Material provided ->
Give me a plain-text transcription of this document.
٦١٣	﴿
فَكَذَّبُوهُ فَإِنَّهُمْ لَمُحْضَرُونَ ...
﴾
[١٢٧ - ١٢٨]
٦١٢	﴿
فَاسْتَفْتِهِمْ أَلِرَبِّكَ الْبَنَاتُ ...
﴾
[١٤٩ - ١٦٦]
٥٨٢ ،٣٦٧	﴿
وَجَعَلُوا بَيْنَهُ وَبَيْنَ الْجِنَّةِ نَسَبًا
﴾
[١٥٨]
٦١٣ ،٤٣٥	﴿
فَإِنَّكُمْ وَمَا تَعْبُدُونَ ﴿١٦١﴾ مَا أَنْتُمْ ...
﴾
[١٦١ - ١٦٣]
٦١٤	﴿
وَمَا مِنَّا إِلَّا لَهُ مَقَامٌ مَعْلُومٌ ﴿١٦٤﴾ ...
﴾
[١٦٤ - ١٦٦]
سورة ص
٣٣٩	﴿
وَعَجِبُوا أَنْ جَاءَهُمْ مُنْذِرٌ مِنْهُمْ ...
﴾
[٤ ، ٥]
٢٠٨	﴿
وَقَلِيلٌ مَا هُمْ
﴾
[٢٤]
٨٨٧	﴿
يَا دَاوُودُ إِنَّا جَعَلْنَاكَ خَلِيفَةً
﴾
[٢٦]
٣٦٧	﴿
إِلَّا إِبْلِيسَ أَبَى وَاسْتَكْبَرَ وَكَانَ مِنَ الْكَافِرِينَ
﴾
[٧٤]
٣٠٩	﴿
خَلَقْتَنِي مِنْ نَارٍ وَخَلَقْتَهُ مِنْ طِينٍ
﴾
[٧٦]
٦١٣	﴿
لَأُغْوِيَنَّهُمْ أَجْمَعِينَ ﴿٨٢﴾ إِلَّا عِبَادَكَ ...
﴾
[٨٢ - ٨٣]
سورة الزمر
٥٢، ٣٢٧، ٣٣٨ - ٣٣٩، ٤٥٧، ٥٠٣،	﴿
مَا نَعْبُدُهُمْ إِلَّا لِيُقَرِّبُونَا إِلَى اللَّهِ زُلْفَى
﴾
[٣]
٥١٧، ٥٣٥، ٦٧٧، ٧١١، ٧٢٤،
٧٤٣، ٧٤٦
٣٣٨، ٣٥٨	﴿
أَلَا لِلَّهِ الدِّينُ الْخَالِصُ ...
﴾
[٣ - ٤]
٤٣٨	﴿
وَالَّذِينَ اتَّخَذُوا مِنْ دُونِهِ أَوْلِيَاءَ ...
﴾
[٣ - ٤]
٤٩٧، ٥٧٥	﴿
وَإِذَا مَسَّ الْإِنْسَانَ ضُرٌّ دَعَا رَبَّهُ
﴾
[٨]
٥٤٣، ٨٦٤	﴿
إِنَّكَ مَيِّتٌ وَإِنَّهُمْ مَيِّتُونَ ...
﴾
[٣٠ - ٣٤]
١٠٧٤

Work instructions -> Return the material in full, exactly as shown.

Solved exercise ->
Give me a plain-text transcription of this document.
٦١٣	﴿
فَكَذَّبُوهُ فَإِنَّهُمْ لَمُحْضَرُونَ ...
﴾
[١٢٧ - ١٢٨]
٦١٢	﴿
فَاسْتَفْتِهِمْ أَلِرَبِّكَ الْبَنَاتُ ...
﴾
[١٤٩ - ١٦٦]
٥٨٢ ،٣٦٧	﴿
وَجَعَلُوا بَيْنَهُ وَبَيْنَ الْجِنَّةِ نَسَبًا
﴾
[١٥٨]
٦١٣ ،٤٣٥	﴿
فَإِنَّكُمْ وَمَا تَعْبُدُونَ ﴿١٦١﴾ مَا أَنْتُمْ ...
﴾
[١٦١ - ١٦٣]
٦١٤	﴿
وَمَا مِنَّا إِلَّا لَهُ مَقَامٌ مَعْلُومٌ ﴿١٦٤﴾ ...
﴾
[١٦٤ - ١٦٦]
سورة ص
٣٣٩	﴿
وَعَجِبُوا أَنْ جَاءَهُمْ مُنْذِرٌ مِنْهُمْ ...
﴾
[٤ ، ٥]
٢٠٨	﴿
وَقَلِيلٌ مَا هُمْ
﴾
[٢٤]
٨٨٧	﴿
يَا دَاوُودُ إِنَّا جَعَلْنَاكَ خَلِيفَةً
﴾
[٢٦]
٣٦٧	﴿
إِلَّا إِبْلِيسَ أَبَى وَاسْتَكْبَرَ وَكَانَ مِنَ الْكَافِرِينَ
﴾
[٧٤]
٣٠٩	﴿
خَلَقْتَنِي مِنْ نَارٍ وَخَلَقْتَهُ مِنْ طِينٍ
﴾
[٧٦]
٦١٣	﴿
لَأُغْوِيَنَّهُمْ أَجْمَعِينَ ﴿٨٢﴾ إِلَّا عِبَادَكَ ...
﴾
[٨٢ - ٨٣]
سورة الزمر
٥٢، ٣٢٧، ٣٣٨ - ٣٣٩، ٤٥٧، ٥٠٣،	﴿
مَا نَعْبُدُهُمْ إِلَّا لِيُقَرِّبُونَا إِلَى اللَّهِ زُلْفَى
﴾
[٣]
٥١٧، ٥٣٥، ٦٧٧، ٧١١، ٧٢٤،
٧٤٣، ٧٤٦
٣٣٨، ٣٥٨	﴿
أَلَا لِلَّهِ الدِّينُ الْخَالِصُ ...
﴾
[٣ - ٤]
٤٣٨	﴿
وَالَّذِينَ اتَّخَذُوا مِنْ دُونِهِ أَوْلِيَاءَ ...
﴾
[٣ - ٤]
٤٩٧، ٥٧٥	﴿
وَإِذَا مَسَّ الْإِنْسَانَ ضُرٌّ دَعَا رَبَّهُ
﴾
[٨]
٥٤٣، ٨٦٤	﴿
إِنَّكَ مَيِّتٌ وَإِنَّهُمْ مَيِّتُونَ ...
﴾
[٣٠ - ٣٤]
١٠٧٤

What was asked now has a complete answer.